# Problem:
Go through the data and copy every line exactly, but not the images.
[START OF Excerpted records]
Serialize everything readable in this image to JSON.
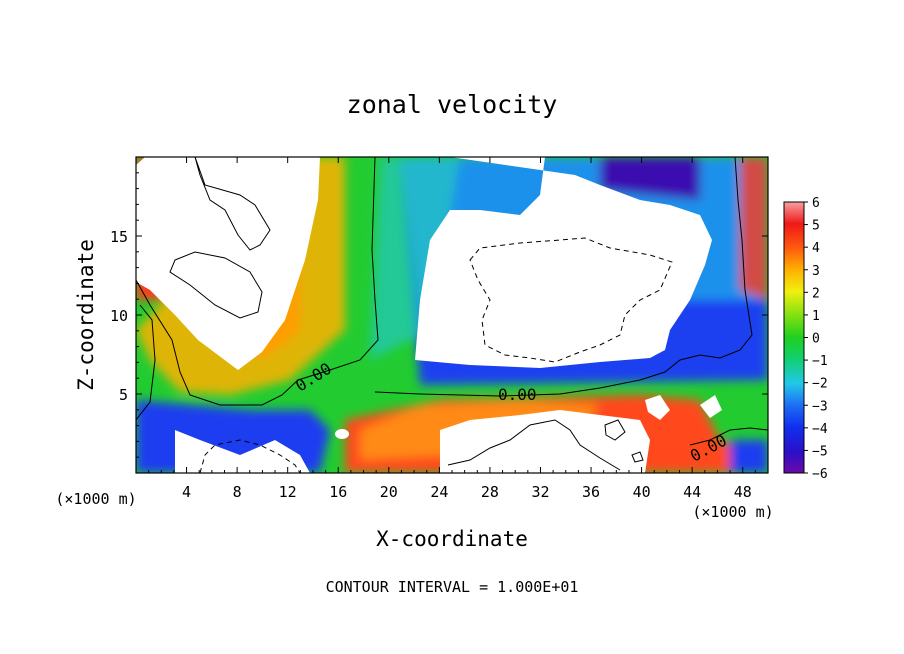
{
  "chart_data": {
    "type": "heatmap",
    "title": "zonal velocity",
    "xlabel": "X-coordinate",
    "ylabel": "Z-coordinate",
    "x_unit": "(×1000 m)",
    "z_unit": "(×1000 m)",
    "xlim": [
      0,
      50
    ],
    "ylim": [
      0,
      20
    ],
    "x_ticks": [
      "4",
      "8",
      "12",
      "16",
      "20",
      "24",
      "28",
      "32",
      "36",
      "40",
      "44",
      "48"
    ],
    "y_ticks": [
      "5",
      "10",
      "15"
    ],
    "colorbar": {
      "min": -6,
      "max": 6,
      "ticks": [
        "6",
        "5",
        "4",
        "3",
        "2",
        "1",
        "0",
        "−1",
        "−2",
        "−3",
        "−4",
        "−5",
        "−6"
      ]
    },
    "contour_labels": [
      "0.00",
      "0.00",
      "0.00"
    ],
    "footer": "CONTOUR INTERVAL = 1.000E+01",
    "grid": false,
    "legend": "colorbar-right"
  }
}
[END OF Excerpted records]
# Response to this task:
Serialize everything readable in this image to JSON.
{
  "chart_data": {
    "type": "heatmap",
    "title": "zonal velocity",
    "xlabel": "X-coordinate",
    "ylabel": "Z-coordinate",
    "x_unit": "(×1000 m)",
    "z_unit": "(×1000 m)",
    "xlim": [
      0,
      50
    ],
    "ylim": [
      0,
      20
    ],
    "x_ticks": [
      "4",
      "8",
      "12",
      "16",
      "20",
      "24",
      "28",
      "32",
      "36",
      "40",
      "44",
      "48"
    ],
    "y_ticks": [
      "5",
      "10",
      "15"
    ],
    "colorbar": {
      "min": -6,
      "max": 6,
      "ticks": [
        "6",
        "5",
        "4",
        "3",
        "2",
        "1",
        "0",
        "−1",
        "−2",
        "−3",
        "−4",
        "−5",
        "−6"
      ]
    },
    "contour_labels": [
      "0.00",
      "0.00",
      "0.00"
    ],
    "footer": "CONTOUR INTERVAL = 1.000E+01",
    "grid": false,
    "legend": "colorbar-right"
  }
}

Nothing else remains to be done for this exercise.